[Stored data]
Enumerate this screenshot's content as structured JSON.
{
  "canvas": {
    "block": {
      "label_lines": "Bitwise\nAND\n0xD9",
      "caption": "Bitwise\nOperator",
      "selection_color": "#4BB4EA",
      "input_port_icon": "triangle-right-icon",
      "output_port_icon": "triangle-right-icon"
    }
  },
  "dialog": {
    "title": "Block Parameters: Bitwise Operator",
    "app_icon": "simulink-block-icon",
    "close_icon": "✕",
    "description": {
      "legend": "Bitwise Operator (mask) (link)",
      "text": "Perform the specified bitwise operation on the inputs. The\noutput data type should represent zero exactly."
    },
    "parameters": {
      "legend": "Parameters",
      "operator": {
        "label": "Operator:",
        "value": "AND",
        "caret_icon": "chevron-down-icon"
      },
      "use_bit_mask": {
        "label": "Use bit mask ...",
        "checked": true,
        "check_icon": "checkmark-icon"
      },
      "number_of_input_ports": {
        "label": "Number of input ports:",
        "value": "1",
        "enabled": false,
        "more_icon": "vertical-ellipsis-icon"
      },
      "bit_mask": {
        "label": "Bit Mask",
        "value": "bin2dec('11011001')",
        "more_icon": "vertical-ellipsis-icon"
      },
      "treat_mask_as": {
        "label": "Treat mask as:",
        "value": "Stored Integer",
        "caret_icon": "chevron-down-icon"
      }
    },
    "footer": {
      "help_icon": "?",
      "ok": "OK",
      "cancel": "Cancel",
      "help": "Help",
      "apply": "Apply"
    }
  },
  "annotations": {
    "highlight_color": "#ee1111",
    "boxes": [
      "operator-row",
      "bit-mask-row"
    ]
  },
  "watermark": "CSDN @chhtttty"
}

▶ [REQUEST] Repeat back the data above, exact to the last character.

▶ [TASK RESPONSE]
Enumerate this screenshot's content as structured JSON.
{
  "canvas": {
    "block": {
      "label_lines": "Bitwise\nAND\n0xD9",
      "caption": "Bitwise\nOperator",
      "selection_color": "#4BB4EA",
      "input_port_icon": "triangle-right-icon",
      "output_port_icon": "triangle-right-icon"
    }
  },
  "dialog": {
    "title": "Block Parameters: Bitwise Operator",
    "app_icon": "simulink-block-icon",
    "close_icon": "✕",
    "description": {
      "legend": "Bitwise Operator (mask) (link)",
      "text": "Perform the specified bitwise operation on the inputs. The\noutput data type should represent zero exactly."
    },
    "parameters": {
      "legend": "Parameters",
      "operator": {
        "label": "Operator:",
        "value": "AND",
        "caret_icon": "chevron-down-icon"
      },
      "use_bit_mask": {
        "label": "Use bit mask ...",
        "checked": true,
        "check_icon": "checkmark-icon"
      },
      "number_of_input_ports": {
        "label": "Number of input ports:",
        "value": "1",
        "enabled": false,
        "more_icon": "vertical-ellipsis-icon"
      },
      "bit_mask": {
        "label": "Bit Mask",
        "value": "bin2dec('11011001')",
        "more_icon": "vertical-ellipsis-icon"
      },
      "treat_mask_as": {
        "label": "Treat mask as:",
        "value": "Stored Integer",
        "caret_icon": "chevron-down-icon"
      }
    },
    "footer": {
      "help_icon": "?",
      "ok": "OK",
      "cancel": "Cancel",
      "help": "Help",
      "apply": "Apply"
    }
  },
  "annotations": {
    "highlight_color": "#ee1111",
    "boxes": [
      "operator-row",
      "bit-mask-row"
    ]
  },
  "watermark": "CSDN @chhtttty"
}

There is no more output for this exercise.